--- Begin ---

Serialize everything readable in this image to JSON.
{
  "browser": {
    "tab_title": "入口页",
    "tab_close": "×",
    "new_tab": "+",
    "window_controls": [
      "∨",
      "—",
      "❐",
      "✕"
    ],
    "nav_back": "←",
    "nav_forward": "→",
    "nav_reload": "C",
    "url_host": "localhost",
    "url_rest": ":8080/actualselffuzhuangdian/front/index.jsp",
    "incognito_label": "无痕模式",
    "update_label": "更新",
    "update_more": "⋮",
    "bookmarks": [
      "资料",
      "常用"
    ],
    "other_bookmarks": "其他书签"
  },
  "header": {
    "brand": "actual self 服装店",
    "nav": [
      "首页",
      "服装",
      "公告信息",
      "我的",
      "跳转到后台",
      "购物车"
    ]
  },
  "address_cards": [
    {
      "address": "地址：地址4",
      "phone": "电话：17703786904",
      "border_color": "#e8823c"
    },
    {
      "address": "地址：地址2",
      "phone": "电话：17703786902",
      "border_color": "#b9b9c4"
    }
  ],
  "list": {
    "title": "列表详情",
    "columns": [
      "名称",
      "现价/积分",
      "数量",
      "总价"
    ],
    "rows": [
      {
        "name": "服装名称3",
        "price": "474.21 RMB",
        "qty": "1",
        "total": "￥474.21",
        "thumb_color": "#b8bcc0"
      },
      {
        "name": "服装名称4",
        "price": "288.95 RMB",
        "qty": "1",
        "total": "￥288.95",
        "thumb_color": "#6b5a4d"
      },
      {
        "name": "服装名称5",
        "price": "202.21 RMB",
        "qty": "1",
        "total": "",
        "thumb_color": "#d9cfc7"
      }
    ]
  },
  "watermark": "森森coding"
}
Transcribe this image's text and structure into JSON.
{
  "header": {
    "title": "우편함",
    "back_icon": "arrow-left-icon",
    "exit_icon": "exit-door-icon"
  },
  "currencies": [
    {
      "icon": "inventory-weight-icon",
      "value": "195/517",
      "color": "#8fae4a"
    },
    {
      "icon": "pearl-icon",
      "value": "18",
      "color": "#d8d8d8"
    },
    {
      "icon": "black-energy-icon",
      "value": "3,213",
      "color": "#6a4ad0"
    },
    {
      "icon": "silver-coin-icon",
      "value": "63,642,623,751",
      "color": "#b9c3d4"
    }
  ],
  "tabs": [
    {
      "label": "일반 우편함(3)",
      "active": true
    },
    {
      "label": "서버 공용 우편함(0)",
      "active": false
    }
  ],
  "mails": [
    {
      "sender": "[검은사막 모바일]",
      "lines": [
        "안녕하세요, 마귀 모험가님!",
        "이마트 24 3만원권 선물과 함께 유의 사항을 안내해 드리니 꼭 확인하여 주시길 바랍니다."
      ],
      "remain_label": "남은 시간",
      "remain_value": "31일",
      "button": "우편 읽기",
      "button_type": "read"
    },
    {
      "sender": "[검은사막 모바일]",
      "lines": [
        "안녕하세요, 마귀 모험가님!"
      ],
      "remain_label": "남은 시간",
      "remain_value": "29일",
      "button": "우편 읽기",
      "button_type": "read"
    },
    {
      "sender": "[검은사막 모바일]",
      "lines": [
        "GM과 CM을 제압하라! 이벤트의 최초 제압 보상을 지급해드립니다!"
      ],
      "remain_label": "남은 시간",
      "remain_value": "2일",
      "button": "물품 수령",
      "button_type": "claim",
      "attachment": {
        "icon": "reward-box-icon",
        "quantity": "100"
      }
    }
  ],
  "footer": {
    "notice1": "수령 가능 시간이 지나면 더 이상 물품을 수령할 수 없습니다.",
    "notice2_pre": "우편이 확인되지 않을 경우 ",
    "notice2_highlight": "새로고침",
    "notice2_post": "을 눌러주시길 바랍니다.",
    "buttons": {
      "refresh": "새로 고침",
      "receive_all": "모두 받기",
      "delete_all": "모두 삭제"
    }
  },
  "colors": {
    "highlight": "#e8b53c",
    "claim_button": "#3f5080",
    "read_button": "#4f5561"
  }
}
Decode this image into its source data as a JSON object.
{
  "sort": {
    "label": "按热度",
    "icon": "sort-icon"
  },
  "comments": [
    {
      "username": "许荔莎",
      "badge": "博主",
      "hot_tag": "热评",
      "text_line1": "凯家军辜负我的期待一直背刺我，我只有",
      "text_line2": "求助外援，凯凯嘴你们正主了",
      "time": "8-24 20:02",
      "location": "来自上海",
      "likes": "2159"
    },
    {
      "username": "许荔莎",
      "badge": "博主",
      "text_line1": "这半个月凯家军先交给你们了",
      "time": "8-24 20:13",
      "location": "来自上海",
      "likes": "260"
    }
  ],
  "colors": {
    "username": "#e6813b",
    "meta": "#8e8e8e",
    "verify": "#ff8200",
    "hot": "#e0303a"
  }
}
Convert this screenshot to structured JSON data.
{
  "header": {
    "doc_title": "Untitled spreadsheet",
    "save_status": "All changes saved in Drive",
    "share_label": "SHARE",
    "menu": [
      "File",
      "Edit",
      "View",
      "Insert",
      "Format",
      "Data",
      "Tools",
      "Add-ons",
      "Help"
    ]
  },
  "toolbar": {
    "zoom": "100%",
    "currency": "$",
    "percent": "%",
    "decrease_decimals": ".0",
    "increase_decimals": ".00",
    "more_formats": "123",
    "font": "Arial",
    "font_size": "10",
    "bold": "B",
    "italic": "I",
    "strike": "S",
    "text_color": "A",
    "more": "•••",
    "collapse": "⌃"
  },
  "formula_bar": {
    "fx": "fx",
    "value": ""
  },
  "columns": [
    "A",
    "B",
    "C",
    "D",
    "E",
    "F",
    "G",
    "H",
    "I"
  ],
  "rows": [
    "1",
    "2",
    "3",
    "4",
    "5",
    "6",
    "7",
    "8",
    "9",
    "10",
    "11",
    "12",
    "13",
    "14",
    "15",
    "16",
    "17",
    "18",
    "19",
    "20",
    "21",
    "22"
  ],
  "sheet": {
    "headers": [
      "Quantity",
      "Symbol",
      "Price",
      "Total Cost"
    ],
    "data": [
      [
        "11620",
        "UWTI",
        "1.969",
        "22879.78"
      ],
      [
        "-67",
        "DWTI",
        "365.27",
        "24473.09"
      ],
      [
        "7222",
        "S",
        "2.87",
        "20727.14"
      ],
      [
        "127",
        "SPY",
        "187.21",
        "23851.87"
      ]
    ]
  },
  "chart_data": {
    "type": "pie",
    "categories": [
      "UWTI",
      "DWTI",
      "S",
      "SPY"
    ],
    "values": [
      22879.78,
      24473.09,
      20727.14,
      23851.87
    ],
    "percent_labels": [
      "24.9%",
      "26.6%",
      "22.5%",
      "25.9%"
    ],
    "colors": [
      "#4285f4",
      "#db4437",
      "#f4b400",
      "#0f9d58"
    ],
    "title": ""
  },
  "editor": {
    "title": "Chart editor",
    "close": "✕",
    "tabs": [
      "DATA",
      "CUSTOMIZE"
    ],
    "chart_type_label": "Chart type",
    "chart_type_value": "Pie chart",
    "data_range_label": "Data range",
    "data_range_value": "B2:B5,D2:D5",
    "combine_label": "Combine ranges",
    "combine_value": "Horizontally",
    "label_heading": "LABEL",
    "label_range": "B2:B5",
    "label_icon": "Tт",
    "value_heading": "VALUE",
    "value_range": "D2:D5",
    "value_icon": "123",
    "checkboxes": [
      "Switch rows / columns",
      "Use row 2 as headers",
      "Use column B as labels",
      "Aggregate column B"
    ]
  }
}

--- End ---

**Your instructions**
Generate an exact reproduction of all entries.

**Task answer**
Serialize everything readable in this image to JSON.
{
  "browser": {
    "tab_title": "入口页",
    "tab_close": "×",
    "new_tab": "+",
    "window_controls": [
      "∨",
      "—",
      "❐",
      "✕"
    ],
    "nav_back": "←",
    "nav_forward": "→",
    "nav_reload": "C",
    "url_host": "localhost",
    "url_rest": ":8080/actualselffuzhuangdian/front/index.jsp",
    "incognito_label": "无痕模式",
    "update_label": "更新",
    "update_more": "⋮",
    "bookmarks": [
      "资料",
      "常用"
    ],
    "other_bookmarks": "其他书签"
  },
  "header": {
    "brand": "actual self 服装店",
    "nav": [
      "首页",
      "服装",
      "公告信息",
      "我的",
      "跳转到后台",
      "购物车"
    ]
  },
  "address_cards": [
    {
      "address": "地址：地址4",
      "phone": "电话：17703786904",
      "border_color": "#e8823c"
    },
    {
      "address": "地址：地址2",
      "phone": "电话：17703786902",
      "border_color": "#b9b9c4"
    }
  ],
  "list": {
    "title": "列表详情",
    "columns": [
      "名称",
      "现价/积分",
      "数量",
      "总价"
    ],
    "rows": [
      {
        "name": "服装名称3",
        "price": "474.21 RMB",
        "qty": "1",
        "total": "￥474.21",
        "thumb_color": "#b8bcc0"
      },
      {
        "name": "服装名称4",
        "price": "288.95 RMB",
        "qty": "1",
        "total": "￥288.95",
        "thumb_color": "#6b5a4d"
      },
      {
        "name": "服装名称5",
        "price": "202.21 RMB",
        "qty": "1",
        "total": "",
        "thumb_color": "#d9cfc7"
      }
    ]
  },
  "watermark": "森森coding"
}
Transcribe this image's text and structure into JSON.
{
  "header": {
    "title": "우편함",
    "back_icon": "arrow-left-icon",
    "exit_icon": "exit-door-icon"
  },
  "currencies": [
    {
      "icon": "inventory-weight-icon",
      "value": "195/517",
      "color": "#8fae4a"
    },
    {
      "icon": "pearl-icon",
      "value": "18",
      "color": "#d8d8d8"
    },
    {
      "icon": "black-energy-icon",
      "value": "3,213",
      "color": "#6a4ad0"
    },
    {
      "icon": "silver-coin-icon",
      "value": "63,642,623,751",
      "color": "#b9c3d4"
    }
  ],
  "tabs": [
    {
      "label": "일반 우편함(3)",
      "active": true
    },
    {
      "label": "서버 공용 우편함(0)",
      "active": false
    }
  ],
  "mails": [
    {
      "sender": "[검은사막 모바일]",
      "lines": [
        "안녕하세요, 마귀 모험가님!",
        "이마트 24 3만원권 선물과 함께 유의 사항을 안내해 드리니 꼭 확인하여 주시길 바랍니다."
      ],
      "remain_label": "남은 시간",
      "remain_value": "31일",
      "button": "우편 읽기",
      "button_type": "read"
    },
    {
      "sender": "[검은사막 모바일]",
      "lines": [
        "안녕하세요, 마귀 모험가님!"
      ],
      "remain_label": "남은 시간",
      "remain_value": "29일",
      "button": "우편 읽기",
      "button_type": "read"
    },
    {
      "sender": "[검은사막 모바일]",
      "lines": [
        "GM과 CM을 제압하라! 이벤트의 최초 제압 보상을 지급해드립니다!"
      ],
      "remain_label": "남은 시간",
      "remain_value": "2일",
      "button": "물품 수령",
      "button_type": "claim",
      "attachment": {
        "icon": "reward-box-icon",
        "quantity": "100"
      }
    }
  ],
  "footer": {
    "notice1": "수령 가능 시간이 지나면 더 이상 물품을 수령할 수 없습니다.",
    "notice2_pre": "우편이 확인되지 않을 경우 ",
    "notice2_highlight": "새로고침",
    "notice2_post": "을 눌러주시길 바랍니다.",
    "buttons": {
      "refresh": "새로 고침",
      "receive_all": "모두 받기",
      "delete_all": "모두 삭제"
    }
  },
  "colors": {
    "highlight": "#e8b53c",
    "claim_button": "#3f5080",
    "read_button": "#4f5561"
  }
}
Decode this image into its source data as a JSON object.
{
  "sort": {
    "label": "按热度",
    "icon": "sort-icon"
  },
  "comments": [
    {
      "username": "许荔莎",
      "badge": "博主",
      "hot_tag": "热评",
      "text_line1": "凯家军辜负我的期待一直背刺我，我只有",
      "text_line2": "求助外援，凯凯嘴你们正主了",
      "time": "8-24 20:02",
      "location": "来自上海",
      "likes": "2159"
    },
    {
      "username": "许荔莎",
      "badge": "博主",
      "text_line1": "这半个月凯家军先交给你们了",
      "time": "8-24 20:13",
      "location": "来自上海",
      "likes": "260"
    }
  ],
  "colors": {
    "username": "#e6813b",
    "meta": "#8e8e8e",
    "verify": "#ff8200",
    "hot": "#e0303a"
  }
}
Convert this screenshot to structured JSON data.
{
  "header": {
    "doc_title": "Untitled spreadsheet",
    "save_status": "All changes saved in Drive",
    "share_label": "SHARE",
    "menu": [
      "File",
      "Edit",
      "View",
      "Insert",
      "Format",
      "Data",
      "Tools",
      "Add-ons",
      "Help"
    ]
  },
  "toolbar": {
    "zoom": "100%",
    "currency": "$",
    "percent": "%",
    "decrease_decimals": ".0",
    "increase_decimals": ".00",
    "more_formats": "123",
    "font": "Arial",
    "font_size": "10",
    "bold": "B",
    "italic": "I",
    "strike": "S",
    "text_color": "A",
    "more": "•••",
    "collapse": "⌃"
  },
  "formula_bar": {
    "fx": "fx",
    "value": ""
  },
  "columns": [
    "A",
    "B",
    "C",
    "D",
    "E",
    "F",
    "G",
    "H",
    "I"
  ],
  "rows": [
    "1",
    "2",
    "3",
    "4",
    "5",
    "6",
    "7",
    "8",
    "9",
    "10",
    "11",
    "12",
    "13",
    "14",
    "15",
    "16",
    "17",
    "18",
    "19",
    "20",
    "21",
    "22"
  ],
  "sheet": {
    "headers": [
      "Quantity",
      "Symbol",
      "Price",
      "Total Cost"
    ],
    "data": [
      [
        "11620",
        "UWTI",
        "1.969",
        "22879.78"
      ],
      [
        "-67",
        "DWTI",
        "365.27",
        "24473.09"
      ],
      [
        "7222",
        "S",
        "2.87",
        "20727.14"
      ],
      [
        "127",
        "SPY",
        "187.21",
        "23851.87"
      ]
    ]
  },
  "chart_data": {
    "type": "pie",
    "categories": [
      "UWTI",
      "DWTI",
      "S",
      "SPY"
    ],
    "values": [
      22879.78,
      24473.09,
      20727.14,
      23851.87
    ],
    "percent_labels": [
      "24.9%",
      "26.6%",
      "22.5%",
      "25.9%"
    ],
    "colors": [
      "#4285f4",
      "#db4437",
      "#f4b400",
      "#0f9d58"
    ],
    "title": ""
  },
  "editor": {
    "title": "Chart editor",
    "close": "✕",
    "tabs": [
      "DATA",
      "CUSTOMIZE"
    ],
    "chart_type_label": "Chart type",
    "chart_type_value": "Pie chart",
    "data_range_label": "Data range",
    "data_range_value": "B2:B5,D2:D5",
    "combine_label": "Combine ranges",
    "combine_value": "Horizontally",
    "label_heading": "LABEL",
    "label_range": "B2:B5",
    "label_icon": "Tт",
    "value_heading": "VALUE",
    "value_range": "D2:D5",
    "value_icon": "123",
    "checkboxes": [
      "Switch rows / columns",
      "Use row 2 as headers",
      "Use column B as labels",
      "Aggregate column B"
    ]
  }
}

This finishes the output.